* Start *

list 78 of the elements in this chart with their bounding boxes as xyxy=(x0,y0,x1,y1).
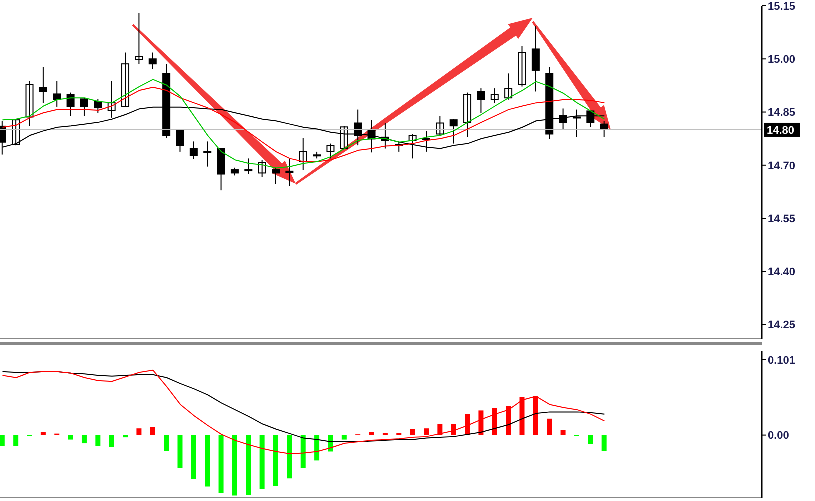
y-tick-label: 14.40 xyxy=(768,266,796,279)
candlestick xyxy=(26,80,34,127)
bar xyxy=(260,435,265,490)
bar xyxy=(14,435,19,447)
bar xyxy=(369,432,374,436)
candlestick xyxy=(286,158,294,187)
candlestick xyxy=(190,141,198,160)
bar xyxy=(68,435,74,440)
bar xyxy=(274,435,279,486)
candlestick xyxy=(532,26,540,92)
bar xyxy=(314,435,320,461)
bar xyxy=(0,435,5,447)
candlestick xyxy=(326,143,335,160)
candlestick xyxy=(299,138,308,171)
bar xyxy=(300,435,306,468)
candlestick xyxy=(572,109,581,138)
bar xyxy=(533,396,538,436)
bar xyxy=(246,435,252,496)
bar xyxy=(506,406,512,436)
candlestick xyxy=(204,141,212,168)
line-series xyxy=(2,371,606,443)
bar xyxy=(164,435,170,451)
bar xyxy=(96,435,101,447)
bar xyxy=(424,428,429,436)
line-series xyxy=(2,370,606,454)
y-tick-label: 14.55 xyxy=(768,213,796,226)
candlestick xyxy=(477,88,486,114)
bar xyxy=(342,435,347,440)
bar xyxy=(588,435,594,444)
candlestick xyxy=(39,66,48,104)
candlestick xyxy=(464,92,472,138)
candlestick xyxy=(176,128,184,152)
bar xyxy=(602,435,607,451)
bar xyxy=(465,414,470,436)
candlestick xyxy=(66,92,75,117)
ref-line-label: 14.80 xyxy=(767,124,795,137)
y-tick-label: 14.85 xyxy=(768,107,796,120)
y-tick-label: 0.101 xyxy=(768,354,796,367)
bar xyxy=(136,428,142,436)
bar xyxy=(150,427,156,436)
candlestick xyxy=(586,110,595,128)
bar xyxy=(191,435,196,480)
y-tick-label: 15.00 xyxy=(768,54,796,66)
y-tick-label: 14.25 xyxy=(768,320,796,332)
bar xyxy=(438,424,443,436)
candlestick xyxy=(148,52,157,70)
candlestick xyxy=(94,98,102,114)
bar xyxy=(178,435,183,468)
bar xyxy=(492,408,498,436)
bar xyxy=(410,429,416,436)
bar xyxy=(478,410,484,436)
bar xyxy=(451,424,456,436)
y-tick-label: 0.00 xyxy=(768,430,790,442)
bar xyxy=(40,432,46,436)
candlestick xyxy=(122,52,130,108)
bar xyxy=(232,435,238,496)
candlestick xyxy=(436,116,444,136)
candlestick xyxy=(80,98,88,117)
bar xyxy=(82,435,87,444)
bar xyxy=(547,418,552,436)
y-tick-label: 15.15 xyxy=(768,0,796,13)
candlestick xyxy=(504,73,513,100)
candlestick xyxy=(258,160,266,178)
candlestick xyxy=(53,80,62,108)
bar xyxy=(205,435,210,487)
bar xyxy=(218,435,224,494)
candlestick xyxy=(244,158,253,175)
candlestick xyxy=(490,88,499,104)
candlestick xyxy=(135,12,144,65)
candlestick xyxy=(272,167,280,185)
bar xyxy=(560,430,566,436)
bar xyxy=(109,435,114,448)
bar xyxy=(287,435,292,479)
candlestick xyxy=(518,46,526,88)
candlestick xyxy=(12,118,20,146)
y-tick-label: 14.70 xyxy=(768,160,796,172)
candlestick xyxy=(450,118,458,144)
bar xyxy=(520,397,525,436)
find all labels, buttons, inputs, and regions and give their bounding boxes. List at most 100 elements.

* End *

__Goal__. Return each line of the data above that contains the word "boxes".

__Result for this exercise__.
list 78 of the elements in this chart with their bounding boxes as xyxy=(x0,y0,x1,y1).
find all labels, buttons, inputs, and regions and give their bounding boxes. List at most 100 elements.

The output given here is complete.